_TASK REQUIREMENTS_
1. Return everything in the kernel mailing list post from "In-Reply-To: <20141104054513.GB7996@ZenIV.linux.org.uk>" down to "the second one.", copied word for word.
2. Pick up the kernel mailing list post where it stops and keep writing it.

All of lore.kernel.org
 help / color / mirror / Atom feed
From: Al Viro <viro@ZenIV.linux.org.uk>
To: David Miller <davem@davemloft.net>
Cc: herbert@gondor.apana.org.au, netdev@vger.kernel.org,
	linux-kernel@vger.kernel.org, bcrl@kvack.org,
	Steve French <sfrench@samba.org>, Sage Weil <sage@inktank.com>,
	"Nicholas A. Bellinger" <nab@linux-iscsi.org>
Subject: Re: [0/3] net: Kill skb_copy_datagram_const_iovec
Date: Wed, 5 Nov 2014 01:53:55 +0000	[thread overview]
Message-ID: <20141105015355.GN7996@ZenIV.linux.org.uk> (raw)
In-Reply-To: <20141104054513.GB7996@ZenIV.linux.org.uk>

On Tue, Nov 04, 2014 at 05:45:13AM +0000, Al Viro wrote:

> Hell knows; I hadn't finished digging through that zoo - got sidetracked back
> then.  *IF* all such places either use a throwaway copy or assume that iovec
> gets modified, we can do the following: switch the access to iovecs to
> iov_iter primitives, with the first kind of callers creating a throwaway
> iov_iter and the second just feeding the same iov_iter to e.g.
> kernel_recvmsg().  iovec will remain constant, iov_iter will be advanced.
> Moreover, in a lot of cases of first kind will be able to get rid of
> throwaway iov_iter (and of manually advancing it), effectively converting
> to the second one.

All right, now I _have_ finished that.  See the resulting notes below.

_DATA_
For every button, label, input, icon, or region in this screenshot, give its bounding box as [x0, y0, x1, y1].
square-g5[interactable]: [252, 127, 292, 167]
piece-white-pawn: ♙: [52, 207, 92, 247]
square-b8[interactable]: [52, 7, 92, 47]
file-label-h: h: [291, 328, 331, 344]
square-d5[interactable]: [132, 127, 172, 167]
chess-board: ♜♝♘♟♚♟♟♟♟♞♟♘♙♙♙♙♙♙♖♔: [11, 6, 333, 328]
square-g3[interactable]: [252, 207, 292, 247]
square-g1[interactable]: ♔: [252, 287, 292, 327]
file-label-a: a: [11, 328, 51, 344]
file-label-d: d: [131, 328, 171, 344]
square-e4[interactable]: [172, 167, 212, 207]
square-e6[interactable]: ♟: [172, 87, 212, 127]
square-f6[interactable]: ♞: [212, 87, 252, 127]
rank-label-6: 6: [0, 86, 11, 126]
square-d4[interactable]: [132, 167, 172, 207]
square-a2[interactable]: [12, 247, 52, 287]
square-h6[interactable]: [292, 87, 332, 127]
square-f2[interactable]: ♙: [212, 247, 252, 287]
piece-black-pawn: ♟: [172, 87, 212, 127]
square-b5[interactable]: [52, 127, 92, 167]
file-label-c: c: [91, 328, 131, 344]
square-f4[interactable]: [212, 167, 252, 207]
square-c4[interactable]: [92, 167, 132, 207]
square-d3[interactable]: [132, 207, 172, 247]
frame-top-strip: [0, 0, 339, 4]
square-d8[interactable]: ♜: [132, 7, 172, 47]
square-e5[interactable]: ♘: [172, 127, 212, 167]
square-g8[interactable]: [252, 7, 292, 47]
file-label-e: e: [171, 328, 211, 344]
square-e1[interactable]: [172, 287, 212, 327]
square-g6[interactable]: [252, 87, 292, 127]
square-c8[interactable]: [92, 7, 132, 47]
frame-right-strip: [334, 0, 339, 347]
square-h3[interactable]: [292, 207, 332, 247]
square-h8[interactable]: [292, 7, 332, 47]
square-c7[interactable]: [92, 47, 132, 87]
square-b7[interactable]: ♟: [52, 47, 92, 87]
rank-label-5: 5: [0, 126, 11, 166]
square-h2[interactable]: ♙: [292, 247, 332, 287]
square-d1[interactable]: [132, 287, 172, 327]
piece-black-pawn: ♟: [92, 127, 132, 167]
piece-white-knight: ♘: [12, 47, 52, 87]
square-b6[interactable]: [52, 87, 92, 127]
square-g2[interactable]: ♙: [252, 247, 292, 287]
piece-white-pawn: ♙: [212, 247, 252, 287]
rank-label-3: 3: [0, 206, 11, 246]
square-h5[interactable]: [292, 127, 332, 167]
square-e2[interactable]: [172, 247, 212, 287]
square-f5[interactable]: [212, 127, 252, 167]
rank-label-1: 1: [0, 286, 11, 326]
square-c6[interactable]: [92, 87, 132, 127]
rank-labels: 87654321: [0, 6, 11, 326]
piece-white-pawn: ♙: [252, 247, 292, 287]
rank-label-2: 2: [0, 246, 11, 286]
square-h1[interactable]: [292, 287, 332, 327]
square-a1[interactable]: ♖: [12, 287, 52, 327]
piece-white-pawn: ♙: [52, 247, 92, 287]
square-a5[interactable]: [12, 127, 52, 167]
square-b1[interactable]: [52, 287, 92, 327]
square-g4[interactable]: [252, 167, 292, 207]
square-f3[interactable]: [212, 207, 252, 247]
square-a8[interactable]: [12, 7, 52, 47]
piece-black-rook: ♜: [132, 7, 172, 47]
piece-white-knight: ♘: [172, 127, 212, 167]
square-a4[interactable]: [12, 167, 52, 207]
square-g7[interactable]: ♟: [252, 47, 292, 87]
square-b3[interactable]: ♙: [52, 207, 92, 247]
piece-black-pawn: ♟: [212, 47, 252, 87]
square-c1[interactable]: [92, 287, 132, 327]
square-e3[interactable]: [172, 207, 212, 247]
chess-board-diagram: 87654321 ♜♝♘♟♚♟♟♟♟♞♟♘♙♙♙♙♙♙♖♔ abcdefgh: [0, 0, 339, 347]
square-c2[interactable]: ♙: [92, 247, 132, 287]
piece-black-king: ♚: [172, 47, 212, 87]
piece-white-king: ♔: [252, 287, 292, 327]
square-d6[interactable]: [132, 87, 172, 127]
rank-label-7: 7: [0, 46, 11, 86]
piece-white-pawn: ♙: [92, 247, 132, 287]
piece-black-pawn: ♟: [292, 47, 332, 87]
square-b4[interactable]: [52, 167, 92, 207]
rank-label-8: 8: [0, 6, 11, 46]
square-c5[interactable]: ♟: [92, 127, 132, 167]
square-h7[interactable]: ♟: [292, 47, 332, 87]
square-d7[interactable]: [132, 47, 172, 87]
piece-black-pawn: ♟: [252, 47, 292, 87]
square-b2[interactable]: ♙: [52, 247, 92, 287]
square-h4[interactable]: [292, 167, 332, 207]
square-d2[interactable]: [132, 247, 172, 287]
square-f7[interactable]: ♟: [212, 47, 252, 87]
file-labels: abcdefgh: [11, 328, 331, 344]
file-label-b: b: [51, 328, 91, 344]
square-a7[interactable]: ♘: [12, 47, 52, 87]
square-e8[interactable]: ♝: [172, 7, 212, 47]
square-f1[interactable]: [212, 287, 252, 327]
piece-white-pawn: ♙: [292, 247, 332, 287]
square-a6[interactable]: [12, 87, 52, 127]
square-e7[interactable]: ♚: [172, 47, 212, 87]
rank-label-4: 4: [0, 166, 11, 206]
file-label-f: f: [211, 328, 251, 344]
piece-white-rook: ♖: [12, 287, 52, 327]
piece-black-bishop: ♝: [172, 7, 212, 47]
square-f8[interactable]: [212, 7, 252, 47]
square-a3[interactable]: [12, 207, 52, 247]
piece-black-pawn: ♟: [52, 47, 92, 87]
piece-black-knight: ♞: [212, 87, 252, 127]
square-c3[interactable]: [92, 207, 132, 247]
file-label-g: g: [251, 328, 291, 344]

_THE RESULTS_
1.
In-Reply-To: <20141104054513.GB7996@ZenIV.linux.org.uk>

On Tue, Nov 04, 2014 at 05:45:13AM +0000, Al Viro wrote:

> Hell knows; I hadn't finished digging through that zoo - got sidetracked back
> then.  *IF* all such places either use a throwaway copy or assume that iovec
> gets modified, we can do the following: switch the access to iovecs to
> iov_iter primitives, with the first kind of callers creating a throwaway
> iov_iter and the second just feeding the same iov_iter to e.g.
> kernel_recvmsg().  iovec will remain constant, iov_iter will be advanced.
> Moreover, in a lot of cases of first kind will be able to get rid of
> throwaway iov_iter (and of manually advancing it), effectively converting
> to the second one.

2.
TL;DR version: looks like hypothesis above is correct, modulo 2 places,
both buggy - cifs smb_send_kvec() apparently relies on ->sendmsg() leaving the
iovec unchanged and so does of the ceph_tcp_sendmsg() callers
(write_partial_kvec()).  For TCP that's not always true.  Another apparent
bug caught in process is iscsi iscsit_do_tx_data() - assumes that iovec is
being consumed by sendmsg().  I don't see how that could not be a bug - TCP
sockets can get there and tcp_sendmsg() normally *doesn't* modify the iovec.
Sometimes it does, unfortunately for other two places...

Maintainers Cc'd...


Full version follows:
-----------------------------------------------------------------------------
->sendmsg(): there's such method in struct proto_ops and in struct proto; the
latter is called by (some of) the former, in cases when ->sendmsg() isn't the
same for the entire family.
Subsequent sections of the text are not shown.